## Exercise goal
Copy every line of the records below, keeping each character, space, and number unchanged.

## Record extracts
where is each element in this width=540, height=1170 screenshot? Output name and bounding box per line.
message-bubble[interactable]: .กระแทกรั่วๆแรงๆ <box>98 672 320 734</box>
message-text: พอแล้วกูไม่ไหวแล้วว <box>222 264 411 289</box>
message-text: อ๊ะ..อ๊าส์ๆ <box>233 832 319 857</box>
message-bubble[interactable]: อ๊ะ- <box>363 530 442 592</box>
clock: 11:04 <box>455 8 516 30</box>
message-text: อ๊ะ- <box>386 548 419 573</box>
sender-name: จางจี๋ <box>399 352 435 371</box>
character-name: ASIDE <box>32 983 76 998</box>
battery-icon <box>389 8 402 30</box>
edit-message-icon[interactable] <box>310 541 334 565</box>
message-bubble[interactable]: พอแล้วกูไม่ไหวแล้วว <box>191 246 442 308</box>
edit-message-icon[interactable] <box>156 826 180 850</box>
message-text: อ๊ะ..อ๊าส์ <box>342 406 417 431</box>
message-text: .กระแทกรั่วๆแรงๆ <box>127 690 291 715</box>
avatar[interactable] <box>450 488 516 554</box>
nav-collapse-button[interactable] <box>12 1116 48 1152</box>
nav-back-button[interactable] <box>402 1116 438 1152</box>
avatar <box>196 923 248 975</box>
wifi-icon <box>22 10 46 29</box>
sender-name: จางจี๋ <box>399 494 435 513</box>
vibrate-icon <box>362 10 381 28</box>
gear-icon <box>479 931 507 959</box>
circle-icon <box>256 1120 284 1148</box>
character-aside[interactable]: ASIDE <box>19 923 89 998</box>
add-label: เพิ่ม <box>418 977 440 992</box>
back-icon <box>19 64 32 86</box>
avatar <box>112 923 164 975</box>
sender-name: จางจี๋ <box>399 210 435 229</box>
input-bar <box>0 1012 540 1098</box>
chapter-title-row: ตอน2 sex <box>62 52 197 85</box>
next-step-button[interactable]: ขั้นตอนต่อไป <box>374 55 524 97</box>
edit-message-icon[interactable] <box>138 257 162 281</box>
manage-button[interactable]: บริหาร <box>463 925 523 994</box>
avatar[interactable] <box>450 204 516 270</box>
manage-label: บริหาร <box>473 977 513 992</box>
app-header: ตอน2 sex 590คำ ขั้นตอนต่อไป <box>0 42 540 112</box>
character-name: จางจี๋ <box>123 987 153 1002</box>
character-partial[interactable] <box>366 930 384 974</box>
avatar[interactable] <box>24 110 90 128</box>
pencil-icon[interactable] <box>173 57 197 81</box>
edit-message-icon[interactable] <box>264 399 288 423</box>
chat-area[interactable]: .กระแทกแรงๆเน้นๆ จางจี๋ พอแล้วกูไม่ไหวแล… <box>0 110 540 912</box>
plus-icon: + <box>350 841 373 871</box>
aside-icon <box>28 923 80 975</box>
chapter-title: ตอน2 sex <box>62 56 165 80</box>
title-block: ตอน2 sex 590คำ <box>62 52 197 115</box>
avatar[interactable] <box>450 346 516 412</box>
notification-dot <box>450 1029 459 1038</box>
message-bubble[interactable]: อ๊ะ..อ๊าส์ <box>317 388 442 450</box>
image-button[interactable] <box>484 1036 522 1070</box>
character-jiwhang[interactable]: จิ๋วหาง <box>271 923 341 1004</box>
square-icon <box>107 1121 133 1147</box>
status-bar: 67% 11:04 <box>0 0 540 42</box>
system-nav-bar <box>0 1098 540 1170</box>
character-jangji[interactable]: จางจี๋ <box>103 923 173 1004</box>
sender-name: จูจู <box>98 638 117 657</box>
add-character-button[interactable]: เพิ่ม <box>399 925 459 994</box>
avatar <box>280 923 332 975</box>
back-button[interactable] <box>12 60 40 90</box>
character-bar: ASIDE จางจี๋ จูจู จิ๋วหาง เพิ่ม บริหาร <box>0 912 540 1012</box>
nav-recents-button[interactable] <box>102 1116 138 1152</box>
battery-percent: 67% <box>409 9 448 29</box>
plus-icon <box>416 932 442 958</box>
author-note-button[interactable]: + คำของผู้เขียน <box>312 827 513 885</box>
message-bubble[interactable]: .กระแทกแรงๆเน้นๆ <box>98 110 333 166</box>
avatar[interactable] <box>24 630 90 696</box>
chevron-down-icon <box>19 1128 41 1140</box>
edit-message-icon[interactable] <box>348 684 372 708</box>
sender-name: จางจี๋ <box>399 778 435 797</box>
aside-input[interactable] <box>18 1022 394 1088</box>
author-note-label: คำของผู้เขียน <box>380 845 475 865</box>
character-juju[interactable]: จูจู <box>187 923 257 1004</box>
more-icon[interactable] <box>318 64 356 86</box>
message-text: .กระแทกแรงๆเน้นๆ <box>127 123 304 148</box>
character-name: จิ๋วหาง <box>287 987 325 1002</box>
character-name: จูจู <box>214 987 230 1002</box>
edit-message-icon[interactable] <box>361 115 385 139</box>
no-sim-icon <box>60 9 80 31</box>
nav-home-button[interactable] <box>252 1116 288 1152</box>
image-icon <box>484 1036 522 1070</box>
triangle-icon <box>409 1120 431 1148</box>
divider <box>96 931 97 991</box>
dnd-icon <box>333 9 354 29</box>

## Answer to the problem
where is each element in this width=540, height=1170 screenshot? Output name and bounding box per line.
message-bubble[interactable]: .กระแทกรั่วๆแรงๆ <box>98 672 320 734</box>
message-text: พอแล้วกูไม่ไหวแล้วว <box>222 264 411 289</box>
message-text: อ๊ะ..อ๊าส์ๆ <box>233 832 319 857</box>
message-bubble[interactable]: อ๊ะ- <box>363 530 442 592</box>
clock: 11:04 <box>455 8 516 30</box>
message-text: อ๊ะ- <box>386 548 419 573</box>
sender-name: จางจี๋ <box>399 352 435 371</box>
character-name: ASIDE <box>32 983 76 998</box>
battery-icon <box>389 8 402 30</box>
edit-message-icon[interactable] <box>310 541 334 565</box>
message-bubble[interactable]: พอแล้วกูไม่ไหวแล้วว <box>191 246 442 308</box>
edit-message-icon[interactable] <box>156 826 180 850</box>
message-text: อ๊ะ..อ๊าส์ <box>342 406 417 431</box>
message-text: .กระแทกรั่วๆแรงๆ <box>127 690 291 715</box>
avatar[interactable] <box>450 488 516 554</box>
nav-collapse-button[interactable] <box>12 1116 48 1152</box>
nav-back-button[interactable] <box>402 1116 438 1152</box>
avatar <box>196 923 248 975</box>
wifi-icon <box>22 10 46 29</box>
sender-name: จางจี๋ <box>399 494 435 513</box>
vibrate-icon <box>362 10 381 28</box>
gear-icon <box>479 931 507 959</box>
circle-icon <box>256 1120 284 1148</box>
character-aside[interactable]: ASIDE <box>19 923 89 998</box>
add-label: เพิ่ม <box>418 977 440 992</box>
back-icon <box>19 64 32 86</box>
avatar <box>112 923 164 975</box>
sender-name: จางจี๋ <box>399 210 435 229</box>
input-bar <box>0 1012 540 1098</box>
chapter-title-row: ตอน2 sex <box>62 52 197 85</box>
next-step-button[interactable]: ขั้นตอนต่อไป <box>374 55 524 97</box>
edit-message-icon[interactable] <box>138 257 162 281</box>
manage-button[interactable]: บริหาร <box>463 925 523 994</box>
avatar[interactable] <box>450 204 516 270</box>
manage-label: บริหาร <box>473 977 513 992</box>
app-header: ตอน2 sex 590คำ ขั้นตอนต่อไป <box>0 42 540 112</box>
character-name: จางจี๋ <box>123 987 153 1002</box>
character-partial[interactable] <box>366 930 384 974</box>
avatar[interactable] <box>24 110 90 128</box>
pencil-icon[interactable] <box>173 57 197 81</box>
edit-message-icon[interactable] <box>264 399 288 423</box>
chat-area[interactable]: .กระแทกแรงๆเน้นๆ จางจี๋ พอแล้วกูไม่ไหวแล… <box>0 110 540 912</box>
plus-icon: + <box>350 841 373 871</box>
aside-icon <box>28 923 80 975</box>
chapter-title: ตอน2 sex <box>62 56 165 80</box>
title-block: ตอน2 sex 590คำ <box>62 52 197 115</box>
avatar[interactable] <box>450 346 516 412</box>
notification-dot <box>450 1029 459 1038</box>
message-bubble[interactable]: อ๊ะ..อ๊าส์ <box>317 388 442 450</box>
image-button[interactable] <box>484 1036 522 1070</box>
character-jiwhang[interactable]: จิ๋วหาง <box>271 923 341 1004</box>
square-icon <box>107 1121 133 1147</box>
status-bar: 67% 11:04 <box>0 0 540 42</box>
system-nav-bar <box>0 1098 540 1170</box>
character-jangji[interactable]: จางจี๋ <box>103 923 173 1004</box>
sender-name: จูจู <box>98 638 117 657</box>
add-character-button[interactable]: เพิ่ม <box>399 925 459 994</box>
avatar <box>280 923 332 975</box>
back-button[interactable] <box>12 60 40 90</box>
character-bar: ASIDE จางจี๋ จูจู จิ๋วหาง เพิ่ม บริหาร <box>0 912 540 1012</box>
nav-recents-button[interactable] <box>102 1116 138 1152</box>
battery-percent: 67% <box>409 9 448 29</box>
plus-icon <box>416 932 442 958</box>
author-note-button[interactable]: + คำของผู้เขียน <box>312 827 513 885</box>
message-bubble[interactable]: .กระแทกแรงๆเน้นๆ <box>98 110 333 166</box>
avatar[interactable] <box>24 630 90 696</box>
chevron-down-icon <box>19 1128 41 1140</box>
edit-message-icon[interactable] <box>348 684 372 708</box>
sender-name: จางจี๋ <box>399 778 435 797</box>
aside-input[interactable] <box>18 1022 394 1088</box>
author-note-label: คำของผู้เขียน <box>380 845 475 865</box>
character-juju[interactable]: จูจู <box>187 923 257 1004</box>
more-icon[interactable] <box>318 64 356 86</box>
message-text: .กระแทกแรงๆเน้นๆ <box>127 123 304 148</box>
character-name: จิ๋วหาง <box>287 987 325 1002</box>
character-name: จูจู <box>214 987 230 1002</box>
edit-message-icon[interactable] <box>361 115 385 139</box>
no-sim-icon <box>60 9 80 31</box>
nav-home-button[interactable] <box>252 1116 288 1152</box>
image-icon <box>484 1036 522 1070</box>
triangle-icon <box>409 1120 431 1148</box>
divider <box>96 931 97 991</box>
dnd-icon <box>333 9 354 29</box>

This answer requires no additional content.